** Given problem **
Sift the material for lines containing "サイトは", and return them.

Collected data
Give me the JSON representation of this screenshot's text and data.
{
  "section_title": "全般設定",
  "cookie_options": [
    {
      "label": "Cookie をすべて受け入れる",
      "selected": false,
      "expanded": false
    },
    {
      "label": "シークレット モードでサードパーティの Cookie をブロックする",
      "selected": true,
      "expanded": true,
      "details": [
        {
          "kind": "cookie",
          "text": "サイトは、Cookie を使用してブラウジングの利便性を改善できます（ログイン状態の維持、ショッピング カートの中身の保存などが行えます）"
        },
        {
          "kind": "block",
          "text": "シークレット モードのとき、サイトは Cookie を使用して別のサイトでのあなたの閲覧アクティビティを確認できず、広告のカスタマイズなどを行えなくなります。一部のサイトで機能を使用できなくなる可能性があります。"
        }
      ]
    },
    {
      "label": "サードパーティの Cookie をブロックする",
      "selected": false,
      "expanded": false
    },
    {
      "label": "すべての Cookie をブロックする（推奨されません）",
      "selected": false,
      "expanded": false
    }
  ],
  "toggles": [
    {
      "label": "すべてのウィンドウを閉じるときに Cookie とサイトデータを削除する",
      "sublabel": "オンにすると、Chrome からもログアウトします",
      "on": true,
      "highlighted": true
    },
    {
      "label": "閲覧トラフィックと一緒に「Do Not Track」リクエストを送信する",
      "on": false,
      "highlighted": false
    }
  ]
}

--

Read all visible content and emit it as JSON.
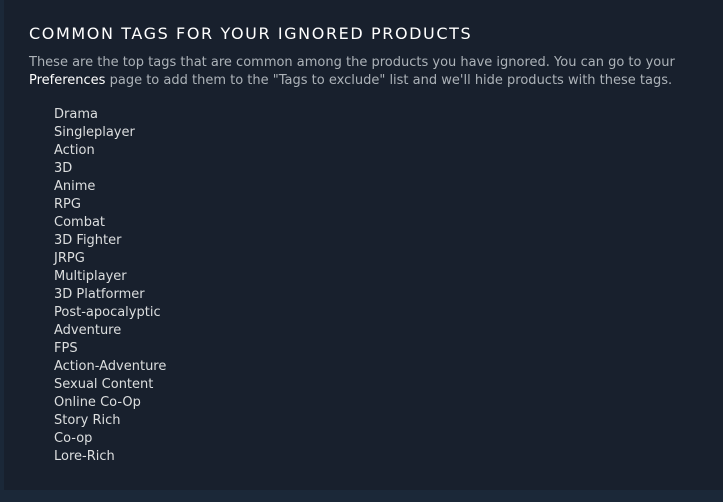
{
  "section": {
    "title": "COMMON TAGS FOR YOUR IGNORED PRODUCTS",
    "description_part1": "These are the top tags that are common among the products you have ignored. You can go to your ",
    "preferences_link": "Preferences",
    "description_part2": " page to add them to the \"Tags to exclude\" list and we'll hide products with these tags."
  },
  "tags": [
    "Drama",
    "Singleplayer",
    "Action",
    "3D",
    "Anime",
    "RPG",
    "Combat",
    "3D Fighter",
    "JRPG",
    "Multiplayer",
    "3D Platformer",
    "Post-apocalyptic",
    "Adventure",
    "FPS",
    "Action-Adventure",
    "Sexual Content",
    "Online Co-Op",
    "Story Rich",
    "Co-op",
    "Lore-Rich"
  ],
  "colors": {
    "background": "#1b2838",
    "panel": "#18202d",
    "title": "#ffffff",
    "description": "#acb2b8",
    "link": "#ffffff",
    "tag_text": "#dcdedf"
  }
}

** Solution for this exercise **
          "text": "サイトは、Cookie を使用してブラウジングの利便性を改善できます（ログイン状態の維持、ショッピング カートの中身の保存などが行えます）"
          "text": "シークレット モードのとき、サイトは Cookie を使用して別のサイトでのあなたの閲覧アクティビティを確認できず、広告のカスタマイズなどを行えなくなります。一部のサイトで機能を使用できなくなる可能性があります。"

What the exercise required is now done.